- Problem:
Any pictures in the records below should be skipped; write out everything else exactly.

- Source material:

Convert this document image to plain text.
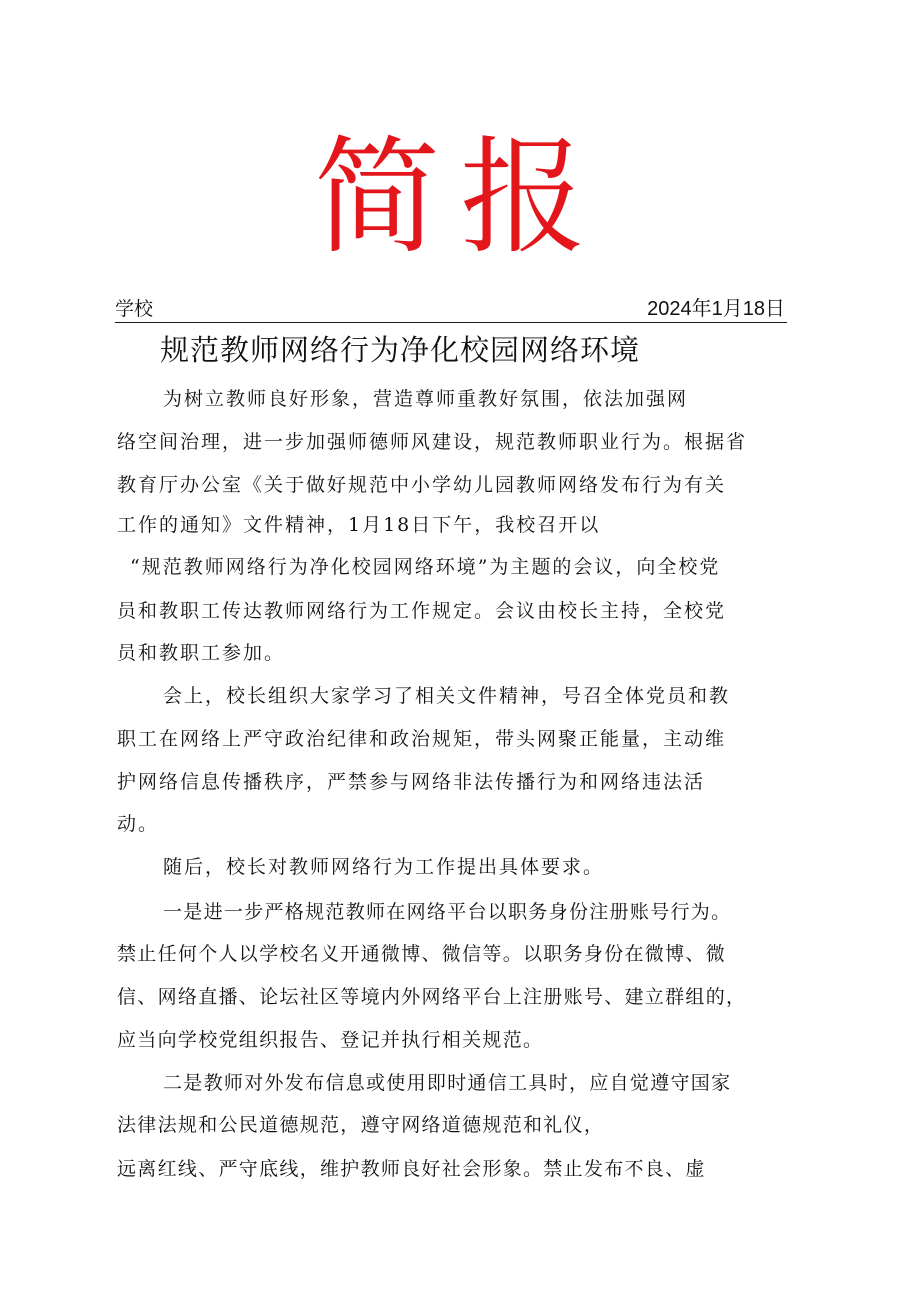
简报
学校	2024年1月18日
规范教师网络行为净化校园网络环境
为树立教师良好形象，营造尊师重教好氛围，依法加强网
络空间治理，进一步加强师德师风建设，规范教师职业行为。根据省
教育厅办公室《关于做好规范中小学幼儿园教师网络发布行为有关
工作的通知》文件精神，1月18日下午，我校召开以
“规范教师网络行为净化校园网络环境”为主题的会议，向全校党
员和教职工传达教师网络行为工作规定。会议由校长主持，全校党
员和教职工参加。
会上，校长组织大家学习了相关文件精神，号召全体党员和教
职工在网络上严守政治纪律和政治规矩，带头网聚正能量，主动维
护网络信息传播秩序，严禁参与网络非法传播行为和网络违法活
动。
随后，校长对教师网络行为工作提出具体要求。
一是进一步严格规范教师在网络平台以职务身份注册账号行为。
禁止任何个人以学校名义开通微博、微信等。以职务身份在微博、微
信、网络直播、论坛社区等境内外网络平台上注册账号、建立群组的，
应当向学校党组织报告、登记并执行相关规范。
二是教师对外发布信息或使用即时通信工具时，应自觉遵守国家
法律法规和公民道德规范，遵守网络道德规范和礼仪，
远离红线、严守底线，维护教师良好社会形象。禁止发布不良、虚
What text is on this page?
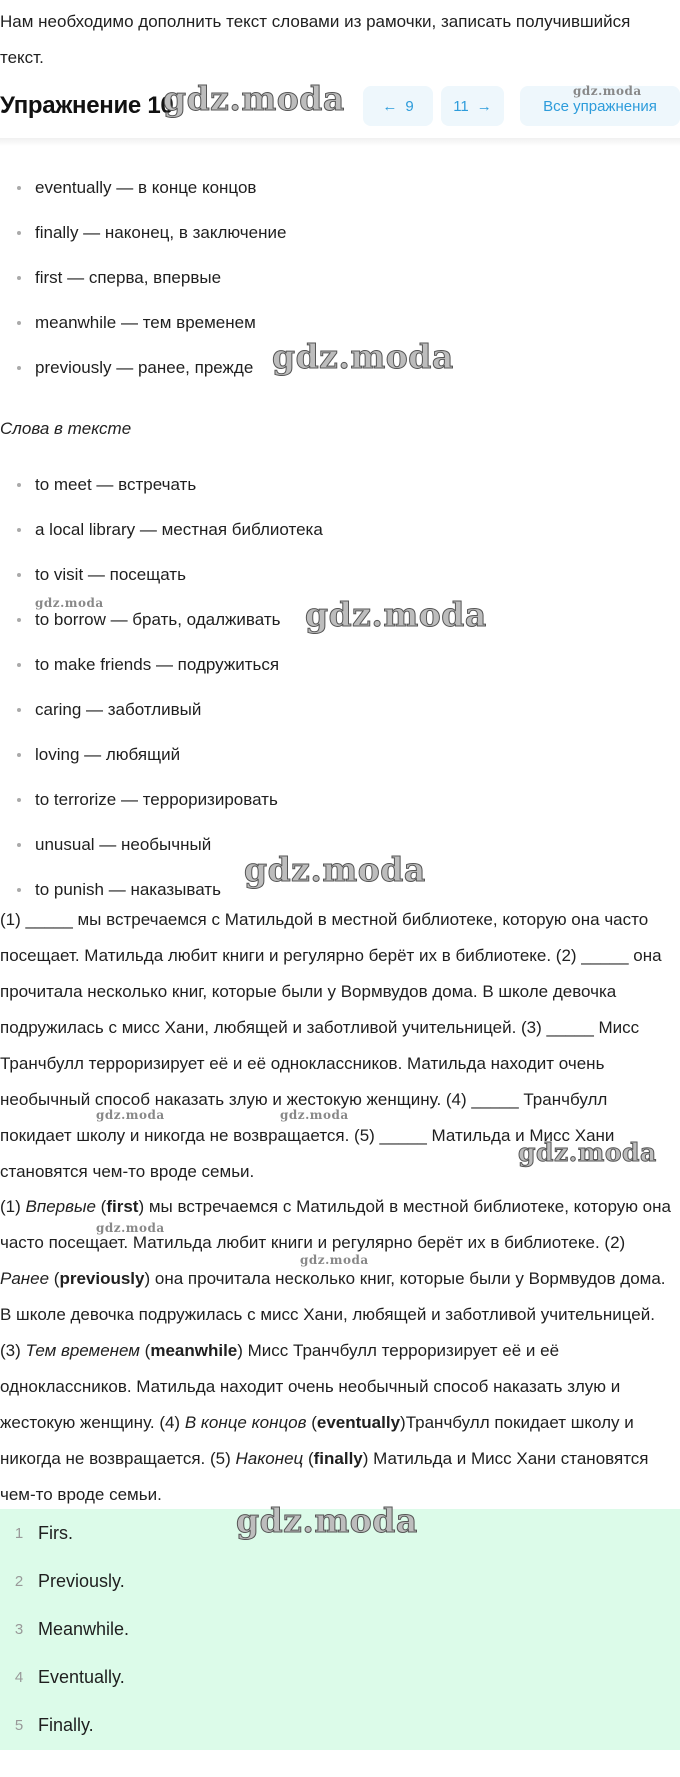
Нам необходимо дополнить текст словами из рамочки, записать получившийся текст.
Упражнение 10	← 9	11 →	Все упражнения
eventually — в конце концов
finally — наконец, в заключение
first — сперва, впервые
meanwhile — тем временем
previously — ранее, прежде
Слова в тексте
to meet — встречать
a local library — местная библиотека
to visit — посещать
to borrow — брать, одалживать
to make friends — подружиться
caring — заботливый
loving — любящий
to terrorize — терроризировать
unusual — необычный
to punish — наказывать
(1) _____ мы встречаемся с Матильдой в местной библиотеке, которую она часто посещает. Матильда любит книги и регулярно берёт их в библиотеке. (2) _____ она прочитала несколько книг, которые были у Вормвудов дома. В школе девочка подружилась с мисс Хани, любящей и заботливой учительницей. (3) _____ Мисс Транчбулл терроризирует её и её одноклассников. Матильда находит очень необычный способ наказать злую и жестокую женщину. (4) _____ Транчбулл покидает школу и никогда не возвращается. (5) _____ Матильда и Мисс Хани становятся чем-то вроде семьи.
(1) Впервые (first) мы встречаемся с Матильдой в местной библиотеке, которую она часто посещает. Матильда любит книги и регулярно берёт их в библиотеке. (2) Ранее (previously) она прочитала несколько книг, которые были у Вормвудов дома. В школе девочка подружилась с мисс Хани, любящей и заботливой учительницей. (3) Тем временем (meanwhile) Мисс Транчбулл терроризирует её и её одноклассников. Матильда находит очень необычный способ наказать злую и жестокую женщину. (4) В конце концов (eventually)Транчбулл покидает школу и никогда не возвращается. (5) Наконец (finally) Матильда и Мисс Хани становятся чем-то вроде семьи.
1 Firs.
2 Previously.
3 Meanwhile.
4 Eventually.
5 Finally.
gdz.moda	gdz.moda
gdz.moda
gdz.moda	gdz.moda
gdz.moda
gdz.moda	gdz.moda
gdz.moda
gdz.moda
gdz.moda
gdz.moda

- Result of the task:
Convert this document image to plain text.
简报
学校	2024年1月18日
规范教师网络行为净化校园网络环境
为树立教师良好形象，营造尊师重教好氛围，依法加强网
络空间治理，进一步加强师德师风建设，规范教师职业行为。根据省
教育厅办公室《关于做好规范中小学幼儿园教师网络发布行为有关
工作的通知》文件精神，1月18日下午，我校召开以
“规范教师网络行为净化校园网络环境”为主题的会议，向全校党
员和教职工传达教师网络行为工作规定。会议由校长主持，全校党
员和教职工参加。
会上，校长组织大家学习了相关文件精神，号召全体党员和教
职工在网络上严守政治纪律和政治规矩，带头网聚正能量，主动维
护网络信息传播秩序，严禁参与网络非法传播行为和网络违法活
动。
随后，校长对教师网络行为工作提出具体要求。
一是进一步严格规范教师在网络平台以职务身份注册账号行为。
禁止任何个人以学校名义开通微博、微信等。以职务身份在微博、微
信、网络直播、论坛社区等境内外网络平台上注册账号、建立群组的，
应当向学校党组织报告、登记并执行相关规范。
二是教师对外发布信息或使用即时通信工具时，应自觉遵守国家
法律法规和公民道德规范，遵守网络道德规范和礼仪，
远离红线、严守底线，维护教师良好社会形象。禁止发布不良、虚
What text is on this page?
Нам необходимо дополнить текст словами из рамочки, записать получившийся текст.
Упражнение 10	← 9	11 →	Все упражнения
eventually — в конце концов
finally — наконец, в заключение
first — сперва, впервые
meanwhile — тем временем
previously — ранее, прежде
Слова в тексте
to meet — встречать
a local library — местная библиотека
to visit — посещать
to borrow — брать, одалживать
to make friends — подружиться
caring — заботливый
loving — любящий
to terrorize — терроризировать
unusual — необычный
to punish — наказывать
(1) _____ мы встречаемся с Матильдой в местной библиотеке, которую она часто посещает. Матильда любит книги и регулярно берёт их в библиотеке. (2) _____ она прочитала несколько книг, которые были у Вормвудов дома. В школе девочка подружилась с мисс Хани, любящей и заботливой учительницей. (3) _____ Мисс Транчбулл терроризирует её и её одноклассников. Матильда находит очень необычный способ наказать злую и жестокую женщину. (4) _____ Транчбулл покидает школу и никогда не возвращается. (5) _____ Матильда и Мисс Хани становятся чем-то вроде семьи.
(1) Впервые (first) мы встречаемся с Матильдой в местной библиотеке, которую она часто посещает. Матильда любит книги и регулярно берёт их в библиотеке. (2) Ранее (previously) она прочитала несколько книг, которые были у Вормвудов дома. В школе девочка подружилась с мисс Хани, любящей и заботливой учительницей. (3) Тем временем (meanwhile) Мисс Транчбулл терроризирует её и её одноклассников. Матильда находит очень необычный способ наказать злую и жестокую женщину. (4) В конце концов (eventually)Транчбулл покидает школу и никогда не возвращается. (5) Наконец (finally) Матильда и Мисс Хани становятся чем-то вроде семьи.
1 Firs.
2 Previously.
3 Meanwhile.
4 Eventually.
5 Finally.
gdz.moda	gdz.moda
gdz.moda
gdz.moda	gdz.moda
gdz.moda
gdz.moda	gdz.moda
gdz.moda
gdz.moda
gdz.moda
gdz.moda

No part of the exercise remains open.